### DIRECTIONS
Lines holding the string "been" are the ones to copy from this listing.
— Start MATERIAL SHOWN —
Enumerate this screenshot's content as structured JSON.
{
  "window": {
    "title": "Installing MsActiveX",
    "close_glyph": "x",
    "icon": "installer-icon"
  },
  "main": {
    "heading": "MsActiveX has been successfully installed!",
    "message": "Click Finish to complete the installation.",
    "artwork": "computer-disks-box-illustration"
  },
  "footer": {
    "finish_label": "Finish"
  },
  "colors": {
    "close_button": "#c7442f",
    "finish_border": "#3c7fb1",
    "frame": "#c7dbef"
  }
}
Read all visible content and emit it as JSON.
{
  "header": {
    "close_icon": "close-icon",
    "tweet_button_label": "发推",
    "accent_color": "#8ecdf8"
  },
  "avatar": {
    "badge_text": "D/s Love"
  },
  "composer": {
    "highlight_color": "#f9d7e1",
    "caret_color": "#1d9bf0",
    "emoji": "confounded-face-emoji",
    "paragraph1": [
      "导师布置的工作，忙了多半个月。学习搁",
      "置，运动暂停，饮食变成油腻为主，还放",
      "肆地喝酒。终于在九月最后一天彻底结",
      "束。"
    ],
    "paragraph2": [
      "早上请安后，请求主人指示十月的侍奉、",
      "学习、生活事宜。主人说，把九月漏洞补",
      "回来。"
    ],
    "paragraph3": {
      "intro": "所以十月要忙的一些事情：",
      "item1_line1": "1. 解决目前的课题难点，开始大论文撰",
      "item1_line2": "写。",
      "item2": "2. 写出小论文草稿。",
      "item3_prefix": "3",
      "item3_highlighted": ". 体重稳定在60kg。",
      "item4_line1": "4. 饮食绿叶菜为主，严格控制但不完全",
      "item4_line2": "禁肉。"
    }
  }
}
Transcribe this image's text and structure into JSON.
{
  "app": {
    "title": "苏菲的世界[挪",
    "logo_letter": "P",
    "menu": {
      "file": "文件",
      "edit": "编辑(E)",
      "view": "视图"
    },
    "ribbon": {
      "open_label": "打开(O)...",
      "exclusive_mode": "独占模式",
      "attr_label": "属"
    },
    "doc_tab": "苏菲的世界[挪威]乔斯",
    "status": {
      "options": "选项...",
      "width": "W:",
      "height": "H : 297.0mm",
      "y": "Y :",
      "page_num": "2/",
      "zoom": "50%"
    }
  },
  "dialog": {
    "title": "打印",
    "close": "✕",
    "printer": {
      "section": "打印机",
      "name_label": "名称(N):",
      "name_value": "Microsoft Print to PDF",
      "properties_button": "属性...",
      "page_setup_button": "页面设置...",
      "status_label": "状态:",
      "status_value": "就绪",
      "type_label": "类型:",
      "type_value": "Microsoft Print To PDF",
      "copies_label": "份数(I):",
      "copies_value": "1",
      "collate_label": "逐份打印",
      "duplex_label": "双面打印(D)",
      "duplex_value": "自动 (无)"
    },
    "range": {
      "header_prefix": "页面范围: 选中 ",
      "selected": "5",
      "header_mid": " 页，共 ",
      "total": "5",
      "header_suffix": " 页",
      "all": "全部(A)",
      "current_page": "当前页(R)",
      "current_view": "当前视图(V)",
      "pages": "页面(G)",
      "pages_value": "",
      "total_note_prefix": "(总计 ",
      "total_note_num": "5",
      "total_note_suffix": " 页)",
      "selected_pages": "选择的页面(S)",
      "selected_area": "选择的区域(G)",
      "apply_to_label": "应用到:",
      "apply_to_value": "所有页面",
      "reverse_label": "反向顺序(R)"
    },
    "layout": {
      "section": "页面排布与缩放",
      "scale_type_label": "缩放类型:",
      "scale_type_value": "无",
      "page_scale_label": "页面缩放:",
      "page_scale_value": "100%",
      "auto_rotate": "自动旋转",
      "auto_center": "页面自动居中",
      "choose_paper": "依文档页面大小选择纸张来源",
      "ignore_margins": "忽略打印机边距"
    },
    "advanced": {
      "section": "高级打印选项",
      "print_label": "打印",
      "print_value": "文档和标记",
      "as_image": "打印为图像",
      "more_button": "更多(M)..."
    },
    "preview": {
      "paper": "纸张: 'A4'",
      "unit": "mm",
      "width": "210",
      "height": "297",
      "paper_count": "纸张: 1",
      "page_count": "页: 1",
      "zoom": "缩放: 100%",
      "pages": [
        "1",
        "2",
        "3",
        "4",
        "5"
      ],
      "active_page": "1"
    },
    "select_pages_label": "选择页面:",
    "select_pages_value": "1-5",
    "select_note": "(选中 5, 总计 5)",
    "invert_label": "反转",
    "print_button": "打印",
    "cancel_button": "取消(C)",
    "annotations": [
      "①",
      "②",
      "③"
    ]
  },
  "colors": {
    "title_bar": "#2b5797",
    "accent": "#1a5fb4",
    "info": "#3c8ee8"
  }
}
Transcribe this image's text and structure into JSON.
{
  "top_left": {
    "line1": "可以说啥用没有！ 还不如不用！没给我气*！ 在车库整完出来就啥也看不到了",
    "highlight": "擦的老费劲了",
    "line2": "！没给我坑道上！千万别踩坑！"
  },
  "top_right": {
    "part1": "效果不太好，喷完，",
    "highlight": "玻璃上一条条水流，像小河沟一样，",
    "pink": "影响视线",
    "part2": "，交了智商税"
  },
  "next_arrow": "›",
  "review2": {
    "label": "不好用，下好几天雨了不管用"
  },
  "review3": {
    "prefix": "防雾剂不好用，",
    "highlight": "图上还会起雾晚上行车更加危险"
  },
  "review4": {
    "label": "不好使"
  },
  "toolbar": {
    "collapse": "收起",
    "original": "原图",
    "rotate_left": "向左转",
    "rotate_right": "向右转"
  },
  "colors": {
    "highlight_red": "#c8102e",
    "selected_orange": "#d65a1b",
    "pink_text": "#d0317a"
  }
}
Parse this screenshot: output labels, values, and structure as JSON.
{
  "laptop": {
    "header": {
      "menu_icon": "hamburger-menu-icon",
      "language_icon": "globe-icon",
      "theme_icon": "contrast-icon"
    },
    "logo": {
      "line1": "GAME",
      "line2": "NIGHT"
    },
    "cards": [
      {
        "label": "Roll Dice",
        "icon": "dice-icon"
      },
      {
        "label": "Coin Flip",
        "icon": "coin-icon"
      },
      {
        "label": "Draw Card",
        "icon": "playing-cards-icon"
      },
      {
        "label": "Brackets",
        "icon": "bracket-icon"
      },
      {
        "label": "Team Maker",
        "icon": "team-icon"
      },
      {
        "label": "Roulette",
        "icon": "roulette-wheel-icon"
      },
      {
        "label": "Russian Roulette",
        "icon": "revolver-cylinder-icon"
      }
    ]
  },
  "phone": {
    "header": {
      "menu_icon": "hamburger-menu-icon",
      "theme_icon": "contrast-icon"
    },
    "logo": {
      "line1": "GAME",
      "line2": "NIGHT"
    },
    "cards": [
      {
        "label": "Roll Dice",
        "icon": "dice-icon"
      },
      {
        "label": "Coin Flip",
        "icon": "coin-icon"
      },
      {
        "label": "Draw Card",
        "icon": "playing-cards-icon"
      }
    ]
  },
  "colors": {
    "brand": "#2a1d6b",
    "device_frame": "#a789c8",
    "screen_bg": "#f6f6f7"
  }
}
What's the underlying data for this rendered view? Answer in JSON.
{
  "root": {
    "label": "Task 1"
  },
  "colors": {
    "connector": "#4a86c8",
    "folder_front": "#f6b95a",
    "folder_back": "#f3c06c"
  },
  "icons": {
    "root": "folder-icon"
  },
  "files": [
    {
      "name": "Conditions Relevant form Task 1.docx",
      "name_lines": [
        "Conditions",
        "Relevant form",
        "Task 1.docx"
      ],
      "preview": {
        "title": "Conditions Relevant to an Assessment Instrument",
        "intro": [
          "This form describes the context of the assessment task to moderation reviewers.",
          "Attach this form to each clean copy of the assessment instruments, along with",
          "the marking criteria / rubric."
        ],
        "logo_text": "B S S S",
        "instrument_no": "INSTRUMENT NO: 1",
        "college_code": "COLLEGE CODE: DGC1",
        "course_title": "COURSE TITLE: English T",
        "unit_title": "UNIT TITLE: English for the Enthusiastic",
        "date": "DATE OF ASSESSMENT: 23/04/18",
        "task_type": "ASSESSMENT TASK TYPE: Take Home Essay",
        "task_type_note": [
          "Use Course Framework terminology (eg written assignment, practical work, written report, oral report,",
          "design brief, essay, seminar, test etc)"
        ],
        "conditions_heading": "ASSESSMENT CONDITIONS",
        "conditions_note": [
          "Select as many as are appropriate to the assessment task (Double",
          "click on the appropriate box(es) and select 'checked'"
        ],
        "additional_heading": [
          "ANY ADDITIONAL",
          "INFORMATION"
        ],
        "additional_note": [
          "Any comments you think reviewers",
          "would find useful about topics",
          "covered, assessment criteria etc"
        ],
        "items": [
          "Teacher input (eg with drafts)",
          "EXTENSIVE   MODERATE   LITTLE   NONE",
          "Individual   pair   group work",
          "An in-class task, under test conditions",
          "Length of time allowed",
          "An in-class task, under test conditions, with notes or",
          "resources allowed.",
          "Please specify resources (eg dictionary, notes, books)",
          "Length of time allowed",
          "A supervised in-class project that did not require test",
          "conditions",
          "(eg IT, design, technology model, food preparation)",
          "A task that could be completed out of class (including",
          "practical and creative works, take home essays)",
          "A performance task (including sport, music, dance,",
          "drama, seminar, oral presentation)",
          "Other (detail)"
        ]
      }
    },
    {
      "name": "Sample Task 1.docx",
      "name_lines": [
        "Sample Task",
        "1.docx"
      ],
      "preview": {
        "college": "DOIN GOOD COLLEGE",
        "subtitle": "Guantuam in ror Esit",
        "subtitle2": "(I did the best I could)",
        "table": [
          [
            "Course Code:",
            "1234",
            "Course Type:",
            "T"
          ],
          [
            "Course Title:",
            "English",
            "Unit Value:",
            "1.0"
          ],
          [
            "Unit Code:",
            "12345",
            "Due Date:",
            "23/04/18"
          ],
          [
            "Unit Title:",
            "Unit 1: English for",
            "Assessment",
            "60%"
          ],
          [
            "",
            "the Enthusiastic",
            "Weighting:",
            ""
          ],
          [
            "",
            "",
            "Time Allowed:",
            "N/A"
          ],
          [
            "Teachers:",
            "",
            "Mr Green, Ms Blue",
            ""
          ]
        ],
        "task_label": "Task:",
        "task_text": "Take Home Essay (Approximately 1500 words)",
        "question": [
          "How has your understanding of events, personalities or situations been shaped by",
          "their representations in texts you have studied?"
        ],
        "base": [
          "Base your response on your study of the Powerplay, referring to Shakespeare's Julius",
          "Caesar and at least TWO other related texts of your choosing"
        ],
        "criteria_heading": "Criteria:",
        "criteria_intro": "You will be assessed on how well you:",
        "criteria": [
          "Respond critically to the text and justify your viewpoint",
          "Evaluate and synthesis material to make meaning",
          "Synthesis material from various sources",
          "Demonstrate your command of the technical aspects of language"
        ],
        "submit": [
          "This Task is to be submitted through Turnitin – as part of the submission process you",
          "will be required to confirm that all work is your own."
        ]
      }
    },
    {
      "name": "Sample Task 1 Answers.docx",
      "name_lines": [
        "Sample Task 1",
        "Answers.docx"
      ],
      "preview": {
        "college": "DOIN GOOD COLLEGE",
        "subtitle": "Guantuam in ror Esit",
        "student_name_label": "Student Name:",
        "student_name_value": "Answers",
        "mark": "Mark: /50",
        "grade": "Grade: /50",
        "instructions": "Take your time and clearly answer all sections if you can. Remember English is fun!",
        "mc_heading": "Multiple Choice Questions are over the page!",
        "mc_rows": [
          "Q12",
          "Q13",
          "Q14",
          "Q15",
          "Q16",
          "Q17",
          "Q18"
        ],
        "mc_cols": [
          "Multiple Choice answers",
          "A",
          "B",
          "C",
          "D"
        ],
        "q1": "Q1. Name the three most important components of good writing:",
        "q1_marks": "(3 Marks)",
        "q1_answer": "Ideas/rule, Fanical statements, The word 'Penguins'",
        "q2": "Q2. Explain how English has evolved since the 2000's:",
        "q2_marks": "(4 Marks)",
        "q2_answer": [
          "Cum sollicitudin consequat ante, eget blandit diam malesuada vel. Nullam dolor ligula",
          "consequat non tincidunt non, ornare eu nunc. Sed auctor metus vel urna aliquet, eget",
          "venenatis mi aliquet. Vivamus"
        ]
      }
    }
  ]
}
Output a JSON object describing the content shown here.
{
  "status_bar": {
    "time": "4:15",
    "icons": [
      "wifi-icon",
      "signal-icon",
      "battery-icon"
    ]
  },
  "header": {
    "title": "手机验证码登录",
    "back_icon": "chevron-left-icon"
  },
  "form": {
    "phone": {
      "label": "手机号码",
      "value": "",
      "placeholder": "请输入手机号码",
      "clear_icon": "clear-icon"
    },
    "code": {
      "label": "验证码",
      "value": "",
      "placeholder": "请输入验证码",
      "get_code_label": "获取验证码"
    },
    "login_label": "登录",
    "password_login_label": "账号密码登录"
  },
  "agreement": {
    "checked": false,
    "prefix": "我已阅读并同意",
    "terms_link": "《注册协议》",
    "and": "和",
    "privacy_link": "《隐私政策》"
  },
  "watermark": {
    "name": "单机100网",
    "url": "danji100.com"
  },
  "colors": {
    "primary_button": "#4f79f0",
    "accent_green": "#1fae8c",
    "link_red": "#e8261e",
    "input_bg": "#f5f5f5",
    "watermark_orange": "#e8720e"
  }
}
— End MATERIAL SHOWN —
### TASK RESULT
    "heading": "MsActiveX has been successfully installed!",
          "How has your understanding of events, personalities or situations been shaped by",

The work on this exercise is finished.